• [What you are asked to do] Say how many lines of these entries include the word "change", and answer with the number alone.

• [Records]
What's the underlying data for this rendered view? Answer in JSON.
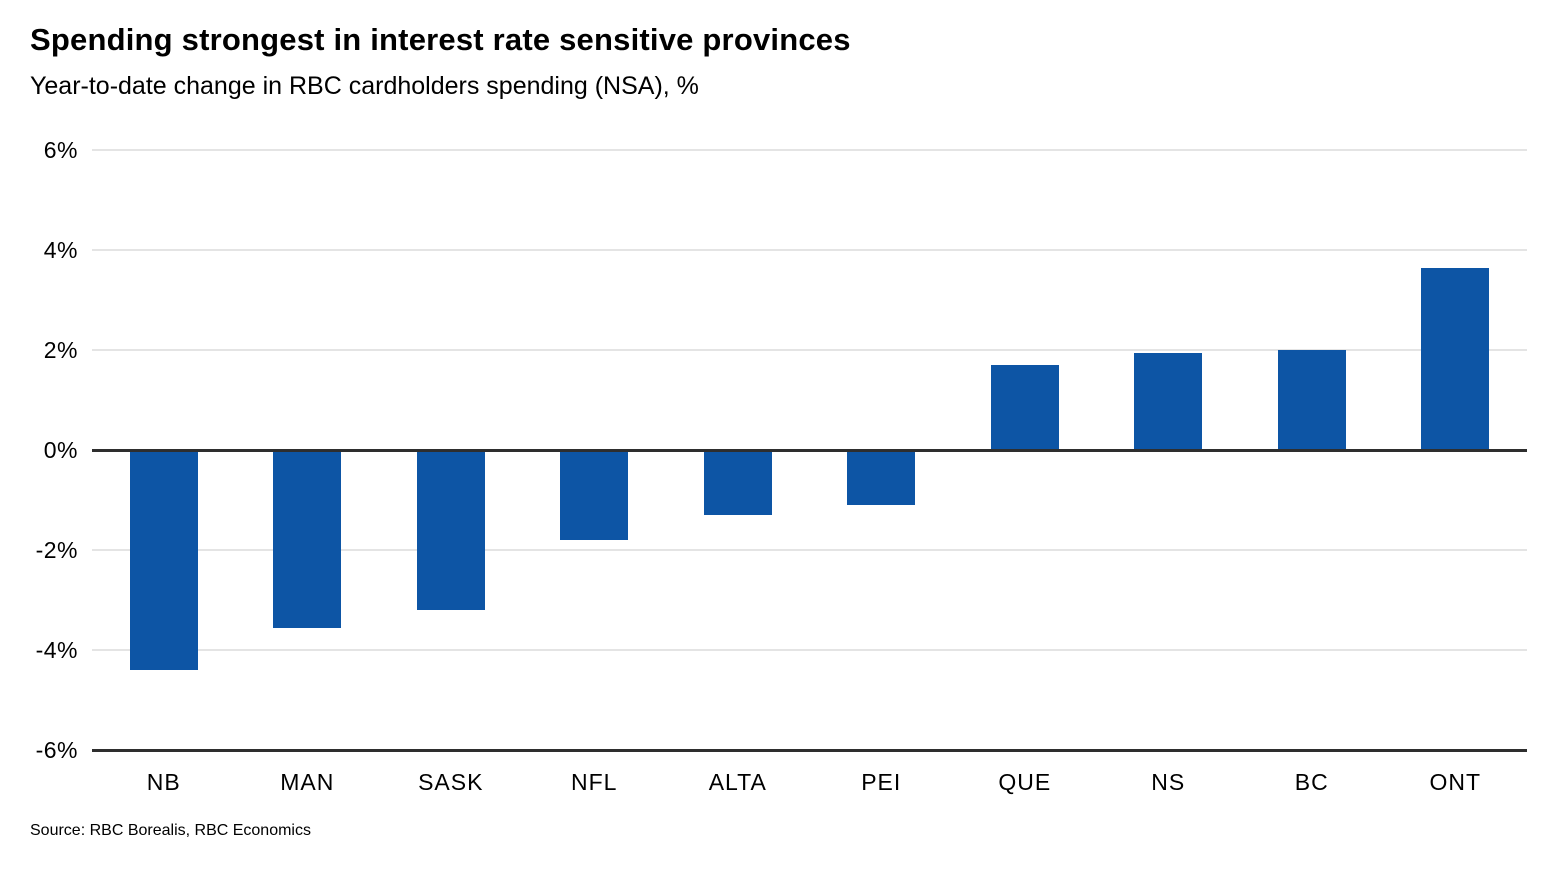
{
  "header": {
    "title": "Spending strongest in interest rate sensitive provinces",
    "subtitle": "Year-to-date change in RBC cardholders spending (NSA), %"
  },
  "chart_data": {
    "type": "bar",
    "title": "Spending strongest in interest rate sensitive provinces",
    "subtitle": "Year-to-date change in RBC cardholders spending (NSA), %",
    "categories": [
      "NB",
      "MAN",
      "SASK",
      "NFL",
      "ALTA",
      "PEI",
      "QUE",
      "NS",
      "BC",
      "ONT"
    ],
    "values": [
      -4.4,
      -3.55,
      -3.2,
      -1.8,
      -1.3,
      -1.1,
      1.7,
      1.95,
      2.0,
      3.65
    ],
    "xlabel": "",
    "ylabel": "Year-to-date change in RBC cardholders spending (NSA), %",
    "ylim": [
      -6,
      6
    ],
    "yticks": [
      6,
      4,
      2,
      0,
      -2,
      -4,
      -6
    ],
    "ytick_suffix": "%",
    "grid": true,
    "legend": "none",
    "bar_color": "#0d55a5",
    "axis_line_color": "#2e2e2e",
    "gridline_color": "#e4e4e4"
  },
  "footer": {
    "source": "Source: RBC Borealis, RBC Economics"
  }
}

• [Full output] 3